== Records provided
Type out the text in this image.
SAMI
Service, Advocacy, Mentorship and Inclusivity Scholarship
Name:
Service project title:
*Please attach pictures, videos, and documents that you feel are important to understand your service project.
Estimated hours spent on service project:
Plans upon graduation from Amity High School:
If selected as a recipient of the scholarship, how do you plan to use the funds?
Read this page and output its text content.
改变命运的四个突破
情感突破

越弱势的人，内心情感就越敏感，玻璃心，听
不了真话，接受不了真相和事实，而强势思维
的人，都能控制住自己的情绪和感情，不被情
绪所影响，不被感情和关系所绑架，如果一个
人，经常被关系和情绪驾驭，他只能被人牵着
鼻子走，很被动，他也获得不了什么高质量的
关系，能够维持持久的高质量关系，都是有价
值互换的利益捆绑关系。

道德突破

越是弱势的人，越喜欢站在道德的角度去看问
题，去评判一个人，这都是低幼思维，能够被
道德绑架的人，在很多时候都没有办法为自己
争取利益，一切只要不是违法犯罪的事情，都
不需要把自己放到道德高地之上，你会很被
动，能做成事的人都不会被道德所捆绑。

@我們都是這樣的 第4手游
====
== Records provided
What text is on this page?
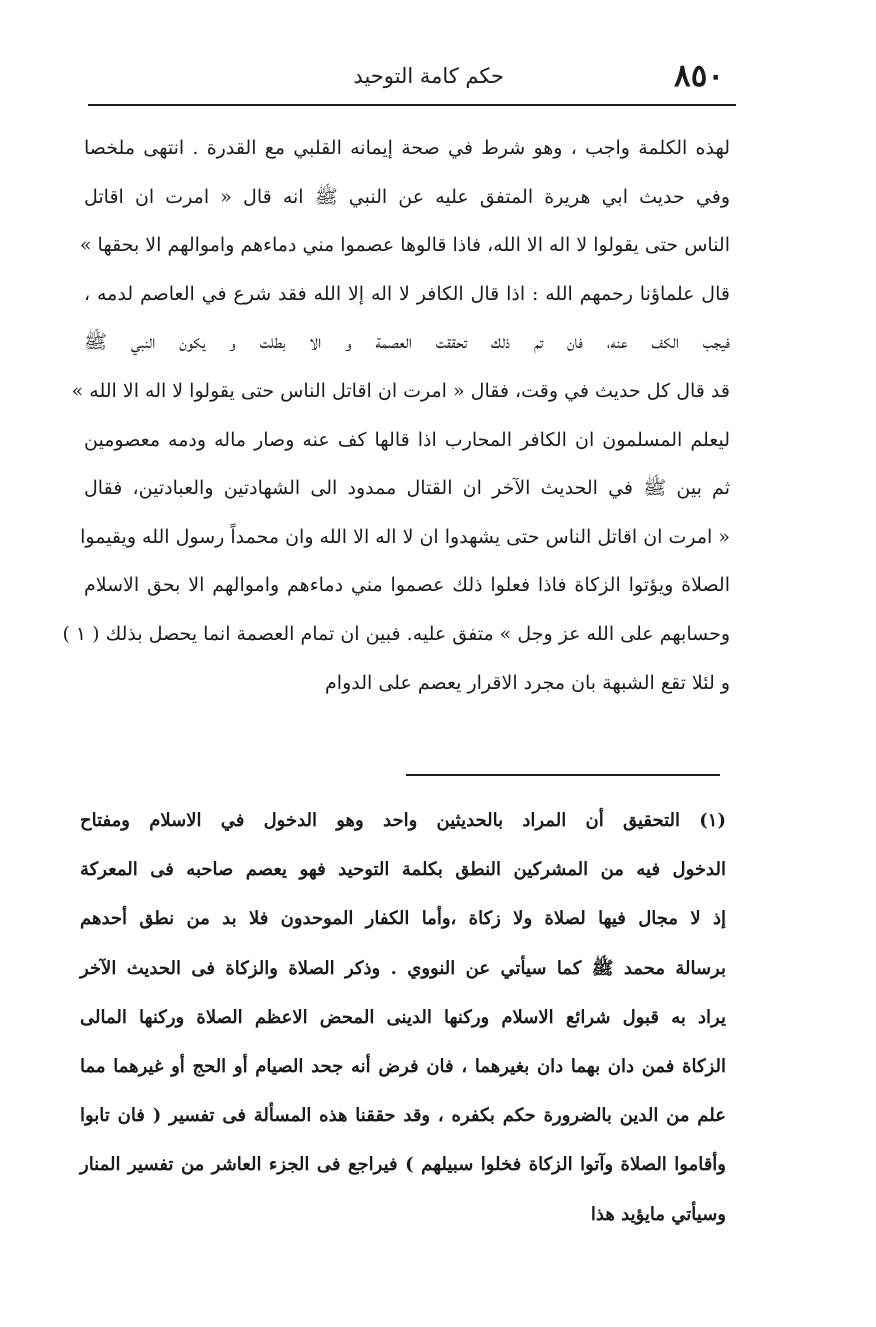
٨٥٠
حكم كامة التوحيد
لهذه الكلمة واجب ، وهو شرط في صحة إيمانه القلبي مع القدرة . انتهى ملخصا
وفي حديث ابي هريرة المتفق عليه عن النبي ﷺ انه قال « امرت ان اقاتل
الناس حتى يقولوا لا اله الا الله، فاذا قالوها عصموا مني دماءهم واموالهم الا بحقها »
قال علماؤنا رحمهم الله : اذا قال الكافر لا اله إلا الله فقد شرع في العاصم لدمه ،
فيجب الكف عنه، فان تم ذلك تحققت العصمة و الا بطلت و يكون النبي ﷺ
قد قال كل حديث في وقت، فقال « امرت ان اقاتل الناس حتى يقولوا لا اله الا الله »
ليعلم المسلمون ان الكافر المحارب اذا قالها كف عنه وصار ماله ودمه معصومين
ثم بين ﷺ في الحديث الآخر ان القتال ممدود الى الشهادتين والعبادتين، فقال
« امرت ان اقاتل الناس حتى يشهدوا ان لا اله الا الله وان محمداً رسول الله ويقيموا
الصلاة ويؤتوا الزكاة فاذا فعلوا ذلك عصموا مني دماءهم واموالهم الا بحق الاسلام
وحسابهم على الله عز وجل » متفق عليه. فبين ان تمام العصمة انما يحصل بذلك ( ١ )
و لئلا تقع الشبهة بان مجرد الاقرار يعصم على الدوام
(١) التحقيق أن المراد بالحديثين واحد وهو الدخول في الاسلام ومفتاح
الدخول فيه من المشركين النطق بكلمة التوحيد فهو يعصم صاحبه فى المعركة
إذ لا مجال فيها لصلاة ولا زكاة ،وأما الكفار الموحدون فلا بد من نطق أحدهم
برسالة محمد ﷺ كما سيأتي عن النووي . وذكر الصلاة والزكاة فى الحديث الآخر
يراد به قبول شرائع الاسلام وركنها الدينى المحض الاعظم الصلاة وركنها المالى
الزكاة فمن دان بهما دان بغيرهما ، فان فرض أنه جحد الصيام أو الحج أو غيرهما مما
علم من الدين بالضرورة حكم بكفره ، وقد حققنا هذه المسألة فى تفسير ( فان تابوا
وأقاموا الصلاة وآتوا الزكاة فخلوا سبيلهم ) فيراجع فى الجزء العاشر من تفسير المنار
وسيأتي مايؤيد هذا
====
== Records provided
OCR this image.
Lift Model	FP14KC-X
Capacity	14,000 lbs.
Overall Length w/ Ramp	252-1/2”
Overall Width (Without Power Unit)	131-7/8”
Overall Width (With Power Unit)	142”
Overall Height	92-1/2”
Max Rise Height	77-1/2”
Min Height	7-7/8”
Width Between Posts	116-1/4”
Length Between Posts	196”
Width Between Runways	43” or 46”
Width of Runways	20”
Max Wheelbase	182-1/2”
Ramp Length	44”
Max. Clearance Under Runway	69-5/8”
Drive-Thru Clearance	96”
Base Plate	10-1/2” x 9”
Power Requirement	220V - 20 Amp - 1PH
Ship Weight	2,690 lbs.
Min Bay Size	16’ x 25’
====
:: Exercise brief ::
Where does the word "واموالهم" appear in the listing? List each line that holds it.

:: Written response ::
الناس حتى يقولوا لا اله الا الله، فاذا قالوها عصموا مني دماءهم واموالهم الا بحقها »
الصلاة ويؤتوا الزكاة فاذا فعلوا ذلك عصموا مني دماءهم واموالهم الا بحق الاسلام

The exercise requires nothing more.